====== Material for this exercise ======

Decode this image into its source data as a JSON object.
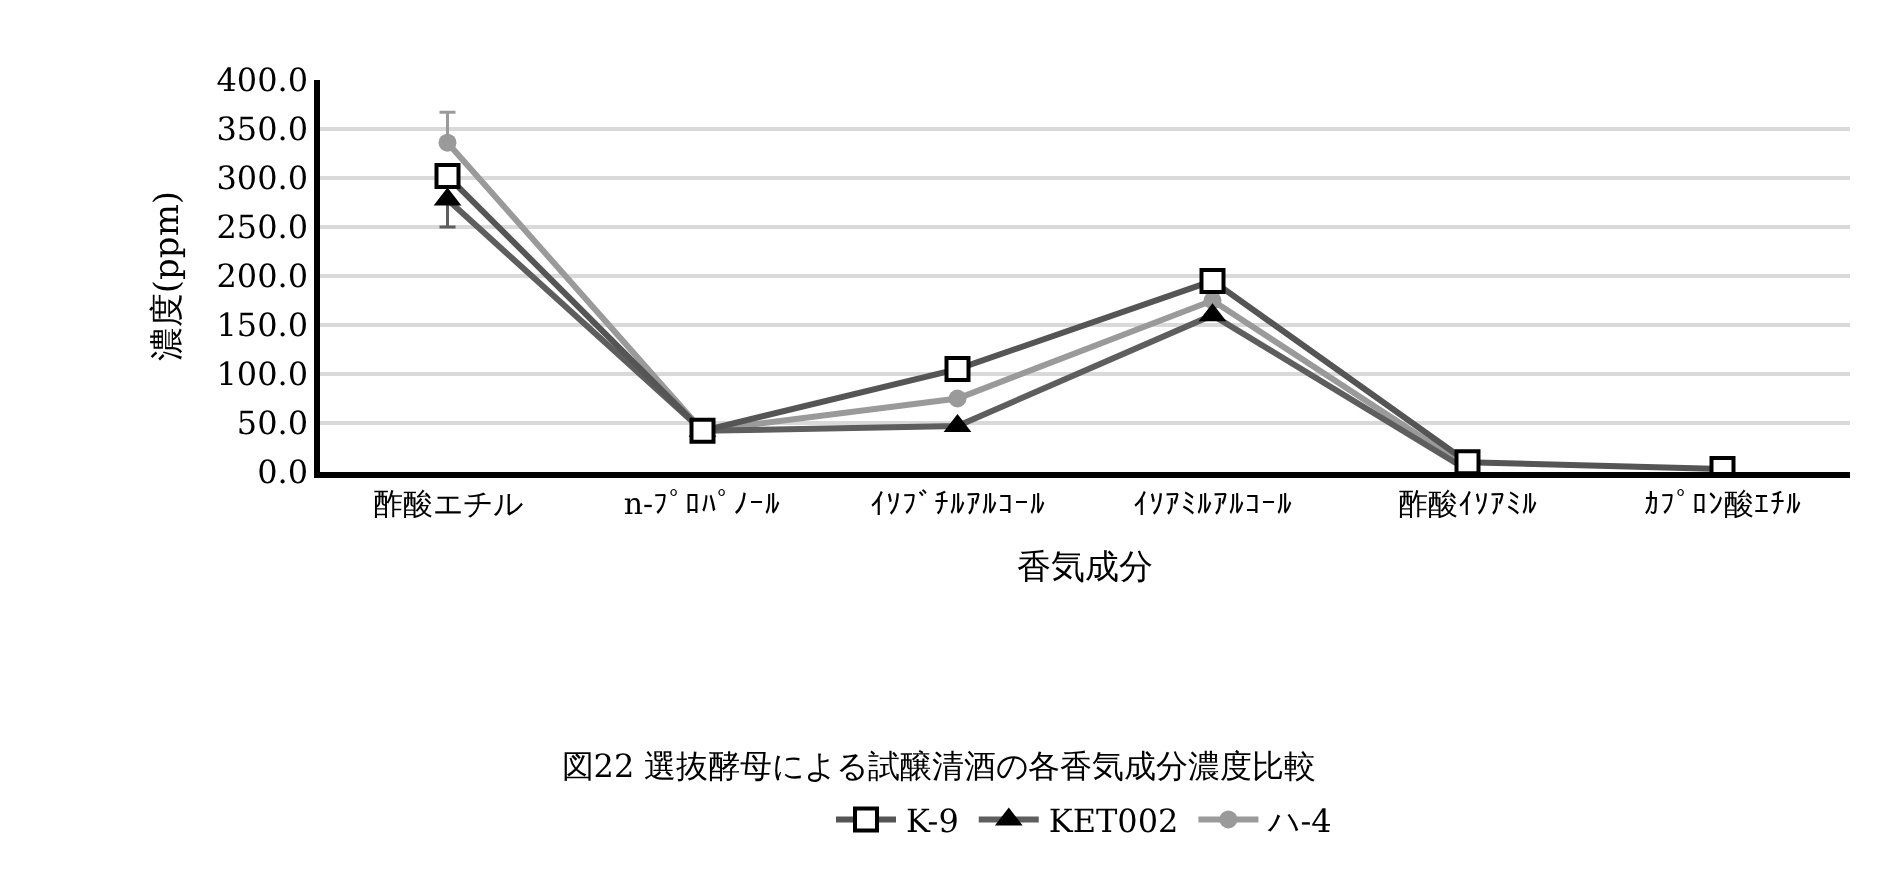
{
  "chart_data": {
    "type": "line",
    "title": "図22 選抜酵母による試醸清酒の各香気成分濃度比較",
    "xlabel": "香気成分",
    "ylabel": "濃度(ppm)",
    "categories": [
      "酢酸エチル",
      "n-ﾌﾟﾛﾊﾟﾉｰﾙ",
      "ｲｿﾌﾞﾁﾙｱﾙｺｰﾙ",
      "ｲｿｱﾐﾙｱﾙｺｰﾙ",
      "酢酸ｲｿｱﾐﾙ",
      "ｶﾌﾟﾛﾝ酸ｴﾁﾙ"
    ],
    "series": [
      {
        "name": "K-9",
        "color": "#555555",
        "marker": "square",
        "values": [
          302,
          42,
          105,
          195,
          10,
          3
        ]
      },
      {
        "name": "KET002",
        "color": "#5e5e5e",
        "marker": "triangle",
        "values": [
          278,
          42,
          47,
          160,
          2,
          null
        ],
        "errors": [
          [
            250,
            278
          ],
          null,
          null,
          null,
          null,
          null
        ]
      },
      {
        "name": "ハ-4",
        "color": "#9a9a9a",
        "marker": "circle",
        "values": [
          336,
          42,
          75,
          175,
          5,
          null
        ],
        "errors": [
          [
            336,
            367
          ],
          null,
          null,
          null,
          null,
          null
        ]
      }
    ],
    "ylim": [
      0,
      400
    ],
    "yticks": [
      {
        "value": 0,
        "label": "0.0"
      },
      {
        "value": 50,
        "label": "50.0"
      },
      {
        "value": 100,
        "label": "100.0"
      },
      {
        "value": 150,
        "label": "150.0"
      },
      {
        "value": 200,
        "label": "200.0"
      },
      {
        "value": 250,
        "label": "250.0"
      },
      {
        "value": 300,
        "label": "300.0"
      },
      {
        "value": 350,
        "label": "350.0"
      },
      {
        "value": 400,
        "label": "400.0"
      }
    ],
    "grid": "y",
    "legend": "bottom",
    "line_style": "solid"
  }
}
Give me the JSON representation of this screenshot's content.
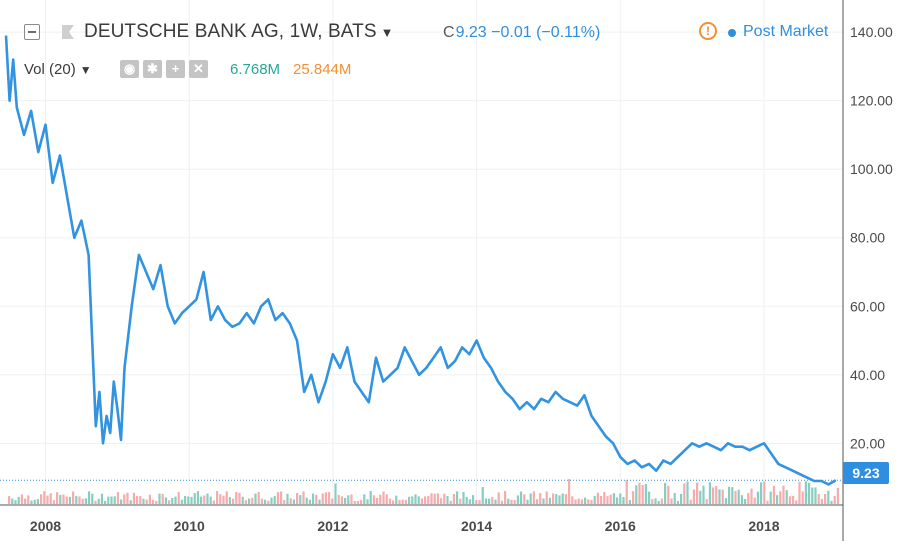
{
  "header": {
    "title": "DEUTSCHE BANK AG, 1W, BATS",
    "quote_prefix": "C",
    "last": "9.23",
    "change": "−0.01",
    "change_pct": "(−0.11%)",
    "post_market": "Post Market",
    "warning_glyph": "!"
  },
  "volume_row": {
    "label": "Vol (20)",
    "value_1": "6.768M",
    "value_2": "25.844M"
  },
  "icons": [
    "collapse-icon",
    "flag-icon",
    "dropdown-chevron-icon",
    "warning-icon",
    "eye-icon",
    "settings-icon",
    "add-icon",
    "close-icon"
  ],
  "colors": {
    "line": "#3293e0",
    "up_volume": "#7cc8b9",
    "down_volume": "#f3a3a3",
    "accent": "#2e8fe0",
    "warning": "#f29032",
    "vol_value_1": "#26a69a",
    "vol_value_2": "#f29032"
  },
  "chart_data": {
    "type": "line",
    "title": "DEUTSCHE BANK AG, 1W, BATS",
    "xlabel": "",
    "ylabel": "",
    "x_ticks": [
      "2008",
      "2010",
      "2012",
      "2014",
      "2016",
      "2018"
    ],
    "y_ticks": [
      "20.00",
      "40.00",
      "60.00",
      "80.00",
      "100.00",
      "120.00",
      "140.00"
    ],
    "xlim": [
      2007.45,
      2019.1
    ],
    "ylim": [
      2,
      145
    ],
    "last_price_label": "9.23",
    "last_price": 9.23,
    "grid": true,
    "series": [
      {
        "x": [
          2007.45,
          2007.5,
          2007.55,
          2007.6,
          2007.7,
          2007.8,
          2007.9,
          2008.0,
          2008.1,
          2008.2,
          2008.3,
          2008.4,
          2008.5,
          2008.6,
          2008.7,
          2008.75,
          2008.8,
          2008.85,
          2008.9,
          2008.95,
          2009.0,
          2009.05,
          2009.1,
          2009.2,
          2009.3,
          2009.4,
          2009.5,
          2009.6,
          2009.7,
          2009.8,
          2009.9,
          2010.0,
          2010.1,
          2010.2,
          2010.3,
          2010.4,
          2010.5,
          2010.6,
          2010.7,
          2010.8,
          2010.9,
          2011.0,
          2011.1,
          2011.2,
          2011.3,
          2011.4,
          2011.5,
          2011.6,
          2011.7,
          2011.8,
          2011.9,
          2012.0,
          2012.1,
          2012.2,
          2012.3,
          2012.4,
          2012.5,
          2012.6,
          2012.7,
          2012.8,
          2012.9,
          2013.0,
          2013.1,
          2013.2,
          2013.3,
          2013.4,
          2013.5,
          2013.6,
          2013.7,
          2013.8,
          2013.9,
          2014.0,
          2014.1,
          2014.2,
          2014.3,
          2014.4,
          2014.5,
          2014.6,
          2014.7,
          2014.8,
          2014.9,
          2015.0,
          2015.1,
          2015.2,
          2015.3,
          2015.4,
          2015.5,
          2015.6,
          2015.7,
          2015.8,
          2015.9,
          2016.0,
          2016.1,
          2016.2,
          2016.3,
          2016.4,
          2016.5,
          2016.6,
          2016.7,
          2016.8,
          2016.9,
          2017.0,
          2017.1,
          2017.2,
          2017.3,
          2017.4,
          2017.5,
          2017.6,
          2017.7,
          2017.8,
          2017.9,
          2018.0,
          2018.1,
          2018.2,
          2018.3,
          2018.4,
          2018.5,
          2018.6,
          2018.7,
          2018.8,
          2018.9,
          2019.0
        ],
        "y": [
          139,
          120,
          132,
          118,
          110,
          117,
          105,
          113,
          96,
          104,
          92,
          80,
          85,
          75,
          25,
          35,
          20,
          28,
          23,
          38,
          30,
          21,
          42,
          60,
          75,
          70,
          65,
          72,
          60,
          55,
          58,
          60,
          62,
          70,
          56,
          60,
          56,
          54,
          55,
          58,
          55,
          60,
          62,
          56,
          58,
          55,
          50,
          35,
          40,
          32,
          38,
          46,
          42,
          48,
          38,
          35,
          32,
          45,
          38,
          40,
          42,
          48,
          44,
          40,
          42,
          45,
          48,
          42,
          44,
          48,
          46,
          50,
          45,
          42,
          38,
          35,
          33,
          30,
          32,
          30,
          33,
          32,
          35,
          33,
          32,
          31,
          34,
          28,
          25,
          22,
          20,
          16,
          14,
          15,
          13,
          14,
          12,
          15,
          14,
          16,
          18,
          20,
          19,
          20,
          19,
          18,
          20,
          19,
          19,
          18,
          19,
          20,
          17,
          14,
          13,
          12,
          11,
          10,
          9,
          9,
          8,
          9.23
        ]
      }
    ]
  }
}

======

| Task goal |
Without the pictures, restate all of the entries above verbatim.

| Correct output |
Decode this image into its source data as a JSON object.
{
  "chart_data": {
    "type": "line",
    "title": "図22 選抜酵母による試醸清酒の各香気成分濃度比較",
    "xlabel": "香気成分",
    "ylabel": "濃度(ppm)",
    "categories": [
      "酢酸エチル",
      "n-ﾌﾟﾛﾊﾟﾉｰﾙ",
      "ｲｿﾌﾞﾁﾙｱﾙｺｰﾙ",
      "ｲｿｱﾐﾙｱﾙｺｰﾙ",
      "酢酸ｲｿｱﾐﾙ",
      "ｶﾌﾟﾛﾝ酸ｴﾁﾙ"
    ],
    "series": [
      {
        "name": "K-9",
        "color": "#555555",
        "marker": "square",
        "values": [
          302,
          42,
          105,
          195,
          10,
          3
        ]
      },
      {
        "name": "KET002",
        "color": "#5e5e5e",
        "marker": "triangle",
        "values": [
          278,
          42,
          47,
          160,
          2,
          null
        ],
        "errors": [
          [
            250,
            278
          ],
          null,
          null,
          null,
          null,
          null
        ]
      },
      {
        "name": "ハ-4",
        "color": "#9a9a9a",
        "marker": "circle",
        "values": [
          336,
          42,
          75,
          175,
          5,
          null
        ],
        "errors": [
          [
            336,
            367
          ],
          null,
          null,
          null,
          null,
          null
        ]
      }
    ],
    "ylim": [
      0,
      400
    ],
    "yticks": [
      {
        "value": 0,
        "label": "0.0"
      },
      {
        "value": 50,
        "label": "50.0"
      },
      {
        "value": 100,
        "label": "100.0"
      },
      {
        "value": 150,
        "label": "150.0"
      },
      {
        "value": 200,
        "label": "200.0"
      },
      {
        "value": 250,
        "label": "250.0"
      },
      {
        "value": 300,
        "label": "300.0"
      },
      {
        "value": 350,
        "label": "350.0"
      },
      {
        "value": 400,
        "label": "400.0"
      }
    ],
    "grid": "y",
    "legend": "bottom",
    "line_style": "solid"
  }
}
Give me the JSON representation of this screenshot's content.
{
  "header": {
    "title": "DEUTSCHE BANK AG, 1W, BATS",
    "quote_prefix": "C",
    "last": "9.23",
    "change": "−0.01",
    "change_pct": "(−0.11%)",
    "post_market": "Post Market",
    "warning_glyph": "!"
  },
  "volume_row": {
    "label": "Vol (20)",
    "value_1": "6.768M",
    "value_2": "25.844M"
  },
  "icons": [
    "collapse-icon",
    "flag-icon",
    "dropdown-chevron-icon",
    "warning-icon",
    "eye-icon",
    "settings-icon",
    "add-icon",
    "close-icon"
  ],
  "colors": {
    "line": "#3293e0",
    "up_volume": "#7cc8b9",
    "down_volume": "#f3a3a3",
    "accent": "#2e8fe0",
    "warning": "#f29032",
    "vol_value_1": "#26a69a",
    "vol_value_2": "#f29032"
  },
  "chart_data": {
    "type": "line",
    "title": "DEUTSCHE BANK AG, 1W, BATS",
    "xlabel": "",
    "ylabel": "",
    "x_ticks": [
      "2008",
      "2010",
      "2012",
      "2014",
      "2016",
      "2018"
    ],
    "y_ticks": [
      "20.00",
      "40.00",
      "60.00",
      "80.00",
      "100.00",
      "120.00",
      "140.00"
    ],
    "xlim": [
      2007.45,
      2019.1
    ],
    "ylim": [
      2,
      145
    ],
    "last_price_label": "9.23",
    "last_price": 9.23,
    "grid": true,
    "series": [
      {
        "x": [
          2007.45,
          2007.5,
          2007.55,
          2007.6,
          2007.7,
          2007.8,
          2007.9,
          2008.0,
          2008.1,
          2008.2,
          2008.3,
          2008.4,
          2008.5,
          2008.6,
          2008.7,
          2008.75,
          2008.8,
          2008.85,
          2008.9,
          2008.95,
          2009.0,
          2009.05,
          2009.1,
          2009.2,
          2009.3,
          2009.4,
          2009.5,
          2009.6,
          2009.7,
          2009.8,
          2009.9,
          2010.0,
          2010.1,
          2010.2,
          2010.3,
          2010.4,
          2010.5,
          2010.6,
          2010.7,
          2010.8,
          2010.9,
          2011.0,
          2011.1,
          2011.2,
          2011.3,
          2011.4,
          2011.5,
          2011.6,
          2011.7,
          2011.8,
          2011.9,
          2012.0,
          2012.1,
          2012.2,
          2012.3,
          2012.4,
          2012.5,
          2012.6,
          2012.7,
          2012.8,
          2012.9,
          2013.0,
          2013.1,
          2013.2,
          2013.3,
          2013.4,
          2013.5,
          2013.6,
          2013.7,
          2013.8,
          2013.9,
          2014.0,
          2014.1,
          2014.2,
          2014.3,
          2014.4,
          2014.5,
          2014.6,
          2014.7,
          2014.8,
          2014.9,
          2015.0,
          2015.1,
          2015.2,
          2015.3,
          2015.4,
          2015.5,
          2015.6,
          2015.7,
          2015.8,
          2015.9,
          2016.0,
          2016.1,
          2016.2,
          2016.3,
          2016.4,
          2016.5,
          2016.6,
          2016.7,
          2016.8,
          2016.9,
          2017.0,
          2017.1,
          2017.2,
          2017.3,
          2017.4,
          2017.5,
          2017.6,
          2017.7,
          2017.8,
          2017.9,
          2018.0,
          2018.1,
          2018.2,
          2018.3,
          2018.4,
          2018.5,
          2018.6,
          2018.7,
          2018.8,
          2018.9,
          2019.0
        ],
        "y": [
          139,
          120,
          132,
          118,
          110,
          117,
          105,
          113,
          96,
          104,
          92,
          80,
          85,
          75,
          25,
          35,
          20,
          28,
          23,
          38,
          30,
          21,
          42,
          60,
          75,
          70,
          65,
          72,
          60,
          55,
          58,
          60,
          62,
          70,
          56,
          60,
          56,
          54,
          55,
          58,
          55,
          60,
          62,
          56,
          58,
          55,
          50,
          35,
          40,
          32,
          38,
          46,
          42,
          48,
          38,
          35,
          32,
          45,
          38,
          40,
          42,
          48,
          44,
          40,
          42,
          45,
          48,
          42,
          44,
          48,
          46,
          50,
          45,
          42,
          38,
          35,
          33,
          30,
          32,
          30,
          33,
          32,
          35,
          33,
          32,
          31,
          34,
          28,
          25,
          22,
          20,
          16,
          14,
          15,
          13,
          14,
          12,
          15,
          14,
          16,
          18,
          20,
          19,
          20,
          19,
          18,
          20,
          19,
          19,
          18,
          19,
          20,
          17,
          14,
          13,
          12,
          11,
          10,
          9,
          9,
          8,
          9.23
        ]
      }
    ]
  }
}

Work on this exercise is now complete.